▸ STORED RECORDS
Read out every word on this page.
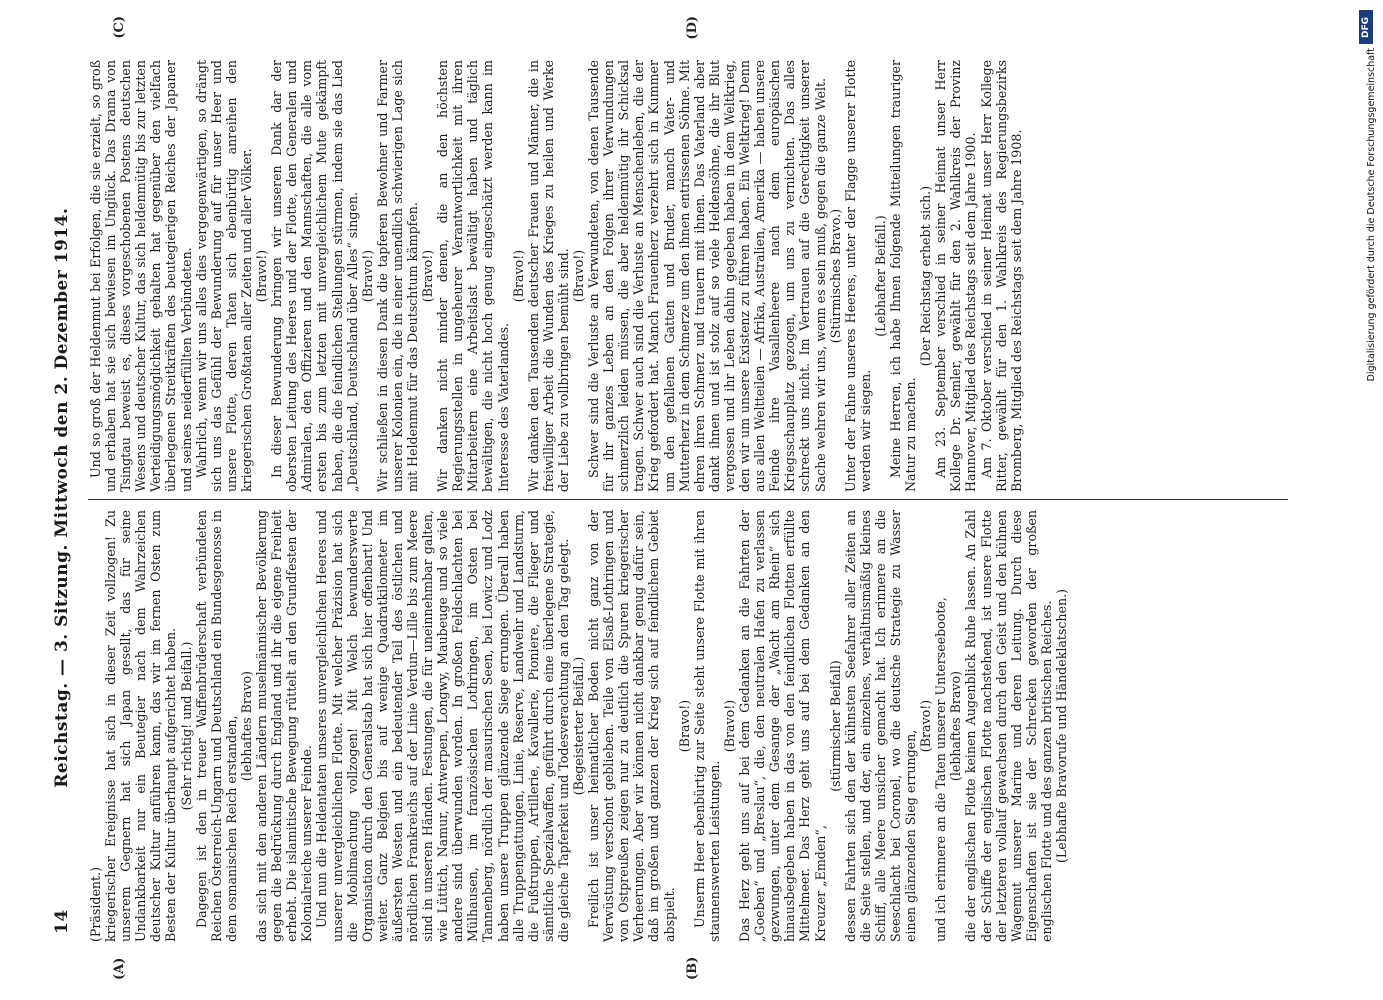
14
Reichstag. — 3. Sitzung. Mittwoch den 2. Dezember 1914.

(Präsident.) kriegerischer Ereignisse hat sich in dieser Zeit vollzogen! Zu unserem Gegnern hat sich Japan gesellt, das für seine Undankbarkeit nur ein Beutegier nach dem Wahrzeichen deutscher Kultur anführen kann, das wir im fernen Osten zum Besten der Kultur überhaupt aufgerichtet haben. (Sehr richtig! und Beifall.) Dagegen ist den in treuer Waffenbrüderschaft verbündeten Reichen Österreich-Ungarn und Deutschland ein Bundesgenosse in dem osmanischen Reich erstanden, (lebhaftes Bravo) das sich mit den anderen Ländern muselmännischer Bevölkerung gegen die Bedrückung durch England und ihr die eigene Freiheit erhebt. Die islamitische Bewegung rüttelt an den Grundfesten der Kolonialreiche unserer Feinde. Und nun die Heldentaten unseres unvergleichlichen Heeres und unserer unvergleichlichen Flotte. Mit welcher Präzision hat sich die Mobilmachung vollzogen! Mit Welch bewunderswerte Organisation durch den Generalstab hat sich hier offenbart! Und weiter. Ganz Belgien bis auf wenige Quadratkilometer im äußersten Westen und ein bedeutender Teil des östlichen und nördlichen Frankreichs auf der Linie Verdun—Lille bis zum Meere sind in unseren Händen. Festungen, die für uneinnehmbar galten, wie Lüttich, Namur, Antwerpen, Longwy, Maubeuge und so viele andere sind überwunden worden. In großen Feldschlachten bei Mülhausen, im französischen Lothringen, im Osten bei Tannenberg, nördlich der masurischen Seen, bei Lowicz und Lodz haben unsere Truppen glänzende Siege errungen. Überall haben alle Truppengattungen, Linie, Reserve, Landwehr und Landsturm, die Fußtruppen, Artillerie, Kavallerie, Pioniere, die Flieger und sämtliche Spezialwaffen, geführt durch eine überlegene Strategie, die gleiche Tapferkeit und Todesverachtung an den Tag gelegt. (Begeisterter Beifall.) Freilich ist unser heimatlicher Boden nicht ganz von der Verwüstung verschont geblieben. Teile von Elsaß-Lothringen und von Ostpreußen zeigen nur zu deutlich die Spuren kriegerischer Verheerungen. Aber wir können nicht dankbar genug dafür sein, daß im großen und ganzen der Krieg sich auf feindlichem Gebiet abspielt.

(Bravo!) Unserm Heer ebenbürtig zur Seite steht unsere Flotte mit ihren staunenswerten Leistungen.

(Bravo!) Das Herz geht uns auf bei dem Gedanken an die Fahrten der „Goeben“ und „Breslau“, die, den neutralen Hafen zu verlassen gezwungen, unter dem Gesange der „Wacht am Rhein“ sich hinausbegeben haben in das von den feindlichen Flotten erfüllte Mittelmeer. Das Herz geht uns auf bei dem Gedanken an den Kreuzer „Emden“,

(stürmischer Beifall) dessen Fahrten sich den der kühnsten Seefahrer aller Zeiten an die Seite stellen, und der, ein einzelnes, verhältnismäßig kleines Schiff, alle Meere unsicher gemacht hat. Ich erinnere an die Seeschlacht bei Coronel, wo die deutsche Strategie zu Wasser einen glänzenden Sieg errungen,

(Bravo!) und ich erinnere an die Taten unserer Unterseeboote, (lebhaftes Bravo) die der englischen Flotte keinen Augenblick Ruhe lassen. An Zahl der Schiffe der englischen Flotte nachstehend, ist unsere Flotte der letzteren vollauf gewachsen durch den Geist und den kühnen Wagemut unserer Marine und deren Leitung. Durch diese Eigenschaften ist sie der Schrecken geworden der großen englischen Flotte und des ganzen britischen Reiches. (Lebhafte Bravorufe und Händeklatschen.)

Und so groß der Heldenmut bei Erfolgen, die sie erzielt, so groß und erhaben hat sie sich bewiesen im Unglück. Das Drama von Tsingtau beweist es, dieses vorgeschobenen Postens deutschen Wesens und deutscher Kultur, das sich heldenmütig bis zur letzten Verteidigungsmöglichkeit gehalten hat gegenüber den vielfach überlegenen Streitkräften des beutegierigen Reiches der Japaner und seines neiderfüllten Verbündeten. Wahrlich, wenn wir uns alles dies vergegenwärtigen, so drängt sich uns das Gefühl der Bewunderung auf für unser Heer und unsere Flotte, deren Taten sich ebenbürtig anreihen den kriegerischen Großtaten aller Zeiten und aller Völker. (Bravo!) In dieser Bewunderung bringen wir unseren Dank dar der obersten Leitung des Heeres und der Flotte, den Generalen und Admiralen, den Offizieren und den Mannschaften, die alle vom ersten bis zum letzten mit unvergleichlichem Mute gekämpft haben, die die feindlichen Stellungen stürmen, indem sie das Lied „Deutschland, Deutschland über Alles“ singen. (Bravo!) Wir schließen in diesen Dank die tapferen Bewohner und Farmer unserer Kolonien ein, die in einer unendlich schwierigen Lage sich mit Heldenmut für das Deutschtum kämpfen. (Bravo!) Wir danken nicht minder denen, die an den höchsten Regierungsstellen in ungeheurer Verantwortlichkeit mit ihren Mitarbeitern eine Arbeitslast bewältigt haben und täglich bewältigen, die nicht hoch genug eingeschätzt werden kann im Interesse des Vaterlandes.

(Bravo!) Wir danken den Tausenden deutscher Frauen und Männer, die in freiwilliger Arbeit die Wunden des Krieges zu heilen und Werke der Liebe zu vollbringen bemüht sind. (Bravo!) Schwer sind die Verluste an Verwundeten, von denen Tausende für ihr ganzes Leben an den Folgen ihrer Verwundungen schmerzlich leiden müssen, die aber heldenmütig ihr Schicksal tragen. Schwer auch sind die Verluste an Menschenleben, die der Krieg gefordert hat. Manch Frauenherz verzehrt sich in Kummer um den gefallenen Gatten und Bruder, manch Vater- und Mutterherz in dem Schmerze um den ihnen entrissenen Söhne. Mit ehren ihren Schmerz und trauern mit ihnen. Das Vaterland aber dankt ihnen und ist stolz auf so viele Heldensöhne, die ihr Blut vergossen und ihr Leben dahin gegeben haben in dem Weltkrieg, den wir um unsere Existenz zu führen haben. Ein Weltkrieg! Denn aus allen Weltteilen — Afrika, Australien, Amerika — haben unsere Feinde ihre Vasallenheere nach dem europäischen Kriegsschauplatz gezogen, um uns zu vernichten. Das alles schreckt uns nicht. Im Vertrauen auf die Gerechtigkeit unserer Sache wehren wir uns, wenn es sein muß, gegen die ganze Welt. (Stürmisches Bravo.) Unter der Fahne unseres Heeres, unter der Flagge unserer Flotte werden wir siegen.

(Lebhafter Beifall.) Meine Herren, ich habe Ihnen folgende Mitteilungen trauriger Natur zu machen.

(Der Reichstag erhebt sich.) Am 23. September verschied in seiner Heimat unser Herr Kollege Dr. Semler, gewählt für den 2. Wahlkreis der Provinz Hannover, Mitglied des Reichstags seit dem Jahre 1900. Am 7. Oktober verschied in seiner Heimat unser Herr Kollege Ritter, gewählt für den 1. Wahlkreis des Regierungsbezirks Bromberg, Mitglied des Reichstags seit dem Jahre 1908.

(A)	(B)
(C)	(D)	DFG
Digitalisierung gefördert durch die Deutsche Forschungsgemeinschaft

▸ INSTRUCTIONS TO FOLLOW
All preceding records should be duplicated verbatim, images excepted.

▸ ANSWER IN FULL
Read out every word on this page.
14
Reichstag. — 3. Sitzung. Mittwoch den 2. Dezember 1914.

(Präsident.) kriegerischer Ereignisse hat sich in dieser Zeit vollzogen! Zu unserem Gegnern hat sich Japan gesellt, das für seine Undankbarkeit nur ein Beutegier nach dem Wahrzeichen deutscher Kultur anführen kann, das wir im fernen Osten zum Besten der Kultur überhaupt aufgerichtet haben. (Sehr richtig! und Beifall.) Dagegen ist den in treuer Waffenbrüderschaft verbündeten Reichen Österreich-Ungarn und Deutschland ein Bundesgenosse in dem osmanischen Reich erstanden, (lebhaftes Bravo) das sich mit den anderen Ländern muselmännischer Bevölkerung gegen die Bedrückung durch England und ihr die eigene Freiheit erhebt. Die islamitische Bewegung rüttelt an den Grundfesten der Kolonialreiche unserer Feinde. Und nun die Heldentaten unseres unvergleichlichen Heeres und unserer unvergleichlichen Flotte. Mit welcher Präzision hat sich die Mobilmachung vollzogen! Mit Welch bewunderswerte Organisation durch den Generalstab hat sich hier offenbart! Und weiter. Ganz Belgien bis auf wenige Quadratkilometer im äußersten Westen und ein bedeutender Teil des östlichen und nördlichen Frankreichs auf der Linie Verdun—Lille bis zum Meere sind in unseren Händen. Festungen, die für uneinnehmbar galten, wie Lüttich, Namur, Antwerpen, Longwy, Maubeuge und so viele andere sind überwunden worden. In großen Feldschlachten bei Mülhausen, im französischen Lothringen, im Osten bei Tannenberg, nördlich der masurischen Seen, bei Lowicz und Lodz haben unsere Truppen glänzende Siege errungen. Überall haben alle Truppengattungen, Linie, Reserve, Landwehr und Landsturm, die Fußtruppen, Artillerie, Kavallerie, Pioniere, die Flieger und sämtliche Spezialwaffen, geführt durch eine überlegene Strategie, die gleiche Tapferkeit und Todesverachtung an den Tag gelegt. (Begeisterter Beifall.) Freilich ist unser heimatlicher Boden nicht ganz von der Verwüstung verschont geblieben. Teile von Elsaß-Lothringen und von Ostpreußen zeigen nur zu deutlich die Spuren kriegerischer Verheerungen. Aber wir können nicht dankbar genug dafür sein, daß im großen und ganzen der Krieg sich auf feindlichem Gebiet abspielt.

(Bravo!) Unserm Heer ebenbürtig zur Seite steht unsere Flotte mit ihren staunenswerten Leistungen.

(Bravo!) Das Herz geht uns auf bei dem Gedanken an die Fahrten der „Goeben“ und „Breslau“, die, den neutralen Hafen zu verlassen gezwungen, unter dem Gesange der „Wacht am Rhein“ sich hinausbegeben haben in das von den feindlichen Flotten erfüllte Mittelmeer. Das Herz geht uns auf bei dem Gedanken an den Kreuzer „Emden“,

(stürmischer Beifall) dessen Fahrten sich den der kühnsten Seefahrer aller Zeiten an die Seite stellen, und der, ein einzelnes, verhältnismäßig kleines Schiff, alle Meere unsicher gemacht hat. Ich erinnere an die Seeschlacht bei Coronel, wo die deutsche Strategie zu Wasser einen glänzenden Sieg errungen,

(Bravo!) und ich erinnere an die Taten unserer Unterseeboote, (lebhaftes Bravo) die der englischen Flotte keinen Augenblick Ruhe lassen. An Zahl der Schiffe der englischen Flotte nachstehend, ist unsere Flotte der letzteren vollauf gewachsen durch den Geist und den kühnen Wagemut unserer Marine und deren Leitung. Durch diese Eigenschaften ist sie der Schrecken geworden der großen englischen Flotte und des ganzen britischen Reiches. (Lebhafte Bravorufe und Händeklatschen.)

Und so groß der Heldenmut bei Erfolgen, die sie erzielt, so groß und erhaben hat sie sich bewiesen im Unglück. Das Drama von Tsingtau beweist es, dieses vorgeschobenen Postens deutschen Wesens und deutscher Kultur, das sich heldenmütig bis zur letzten Verteidigungsmöglichkeit gehalten hat gegenüber den vielfach überlegenen Streitkräften des beutegierigen Reiches der Japaner und seines neiderfüllten Verbündeten. Wahrlich, wenn wir uns alles dies vergegenwärtigen, so drängt sich uns das Gefühl der Bewunderung auf für unser Heer und unsere Flotte, deren Taten sich ebenbürtig anreihen den kriegerischen Großtaten aller Zeiten und aller Völker. (Bravo!) In dieser Bewunderung bringen wir unseren Dank dar der obersten Leitung des Heeres und der Flotte, den Generalen und Admiralen, den Offizieren und den Mannschaften, die alle vom ersten bis zum letzten mit unvergleichlichem Mute gekämpft haben, die die feindlichen Stellungen stürmen, indem sie das Lied „Deutschland, Deutschland über Alles“ singen. (Bravo!) Wir schließen in diesen Dank die tapferen Bewohner und Farmer unserer Kolonien ein, die in einer unendlich schwierigen Lage sich mit Heldenmut für das Deutschtum kämpfen. (Bravo!) Wir danken nicht minder denen, die an den höchsten Regierungsstellen in ungeheurer Verantwortlichkeit mit ihren Mitarbeitern eine Arbeitslast bewältigt haben und täglich bewältigen, die nicht hoch genug eingeschätzt werden kann im Interesse des Vaterlandes.

(Bravo!) Wir danken den Tausenden deutscher Frauen und Männer, die in freiwilliger Arbeit die Wunden des Krieges zu heilen und Werke der Liebe zu vollbringen bemüht sind. (Bravo!) Schwer sind die Verluste an Verwundeten, von denen Tausende für ihr ganzes Leben an den Folgen ihrer Verwundungen schmerzlich leiden müssen, die aber heldenmütig ihr Schicksal tragen. Schwer auch sind die Verluste an Menschenleben, die der Krieg gefordert hat. Manch Frauenherz verzehrt sich in Kummer um den gefallenen Gatten und Bruder, manch Vater- und Mutterherz in dem Schmerze um den ihnen entrissenen Söhne. Mit ehren ihren Schmerz und trauern mit ihnen. Das Vaterland aber dankt ihnen und ist stolz auf so viele Heldensöhne, die ihr Blut vergossen und ihr Leben dahin gegeben haben in dem Weltkrieg, den wir um unsere Existenz zu führen haben. Ein Weltkrieg! Denn aus allen Weltteilen — Afrika, Australien, Amerika — haben unsere Feinde ihre Vasallenheere nach dem europäischen Kriegsschauplatz gezogen, um uns zu vernichten. Das alles schreckt uns nicht. Im Vertrauen auf die Gerechtigkeit unserer Sache wehren wir uns, wenn es sein muß, gegen die ganze Welt. (Stürmisches Bravo.) Unter der Fahne unseres Heeres, unter der Flagge unserer Flotte werden wir siegen.

(Lebhafter Beifall.) Meine Herren, ich habe Ihnen folgende Mitteilungen trauriger Natur zu machen.

(Der Reichstag erhebt sich.) Am 23. September verschied in seiner Heimat unser Herr Kollege Dr. Semler, gewählt für den 2. Wahlkreis der Provinz Hannover, Mitglied des Reichstags seit dem Jahre 1900. Am 7. Oktober verschied in seiner Heimat unser Herr Kollege Ritter, gewählt für den 1. Wahlkreis des Regierungsbezirks Bromberg, Mitglied des Reichstags seit dem Jahre 1908.

(A)	(B)
(C)	(D)	DFG
Digitalisierung gefördert durch die Deutsche Forschungsgemeinschaft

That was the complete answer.